> _Exercise aim_:
Show all lines that include the string "通过制定具体"; copy each one.

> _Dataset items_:
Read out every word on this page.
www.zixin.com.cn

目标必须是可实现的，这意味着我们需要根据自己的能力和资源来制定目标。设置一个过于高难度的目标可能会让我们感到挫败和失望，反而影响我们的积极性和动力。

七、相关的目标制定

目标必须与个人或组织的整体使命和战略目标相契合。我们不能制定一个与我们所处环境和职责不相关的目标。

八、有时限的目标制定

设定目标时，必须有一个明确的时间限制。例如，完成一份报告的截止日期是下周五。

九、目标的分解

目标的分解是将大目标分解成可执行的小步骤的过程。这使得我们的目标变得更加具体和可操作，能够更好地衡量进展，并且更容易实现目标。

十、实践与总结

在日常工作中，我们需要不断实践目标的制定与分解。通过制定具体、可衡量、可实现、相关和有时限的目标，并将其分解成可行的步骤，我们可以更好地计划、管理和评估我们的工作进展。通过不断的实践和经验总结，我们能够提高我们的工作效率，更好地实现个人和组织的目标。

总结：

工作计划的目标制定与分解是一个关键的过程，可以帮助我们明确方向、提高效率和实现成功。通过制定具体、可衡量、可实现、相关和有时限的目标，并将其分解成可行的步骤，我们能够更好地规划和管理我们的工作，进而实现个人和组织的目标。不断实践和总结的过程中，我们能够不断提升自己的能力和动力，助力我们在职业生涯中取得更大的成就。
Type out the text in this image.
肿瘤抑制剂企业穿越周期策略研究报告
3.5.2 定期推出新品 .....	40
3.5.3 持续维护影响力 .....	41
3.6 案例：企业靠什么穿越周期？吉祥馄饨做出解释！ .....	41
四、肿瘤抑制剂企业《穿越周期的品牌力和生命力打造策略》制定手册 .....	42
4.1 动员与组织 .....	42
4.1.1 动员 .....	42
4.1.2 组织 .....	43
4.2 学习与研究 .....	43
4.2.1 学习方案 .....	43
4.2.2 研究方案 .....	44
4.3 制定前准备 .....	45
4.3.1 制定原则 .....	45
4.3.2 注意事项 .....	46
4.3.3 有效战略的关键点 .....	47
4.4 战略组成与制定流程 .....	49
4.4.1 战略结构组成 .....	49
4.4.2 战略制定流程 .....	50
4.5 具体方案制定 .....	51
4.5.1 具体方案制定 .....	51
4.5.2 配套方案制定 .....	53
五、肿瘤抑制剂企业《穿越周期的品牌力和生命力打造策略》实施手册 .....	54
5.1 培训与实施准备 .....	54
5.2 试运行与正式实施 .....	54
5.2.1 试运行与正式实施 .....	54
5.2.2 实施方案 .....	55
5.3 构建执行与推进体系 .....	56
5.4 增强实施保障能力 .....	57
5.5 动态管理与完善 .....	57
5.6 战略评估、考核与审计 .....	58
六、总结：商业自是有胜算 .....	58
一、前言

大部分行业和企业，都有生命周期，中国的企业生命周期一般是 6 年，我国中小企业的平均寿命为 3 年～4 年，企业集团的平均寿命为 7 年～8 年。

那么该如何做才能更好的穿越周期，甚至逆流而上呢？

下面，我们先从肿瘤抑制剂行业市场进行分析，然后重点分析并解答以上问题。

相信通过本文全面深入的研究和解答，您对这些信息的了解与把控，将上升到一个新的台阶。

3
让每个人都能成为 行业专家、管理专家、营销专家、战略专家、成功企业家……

> _Correct output_:
在日常工作中，我们需要不断实践目标的制定与分解。通过制定具体、可衡量、可实现、相关和有时限的目标，并将其分解成可行的步骤，我们可以更好地计划、管理和评估我们的工作进展。通过不断的实践和经验总结，我们能够提高我们的工作效率，更好地实现个人和组织的目标。
工作计划的目标制定与分解是一个关键的过程，可以帮助我们明确方向、提高效率和实现成功。通过制定具体、可衡量、可实现、相关和有时限的目标，并将其分解成可行的步骤，我们能够更好地规划和管理我们的工作，进而实现个人和组织的目标。不断实践和总结的过程中，我们能够不断提升自己的能力和动力，助力我们在职业生涯中取得更大的成就。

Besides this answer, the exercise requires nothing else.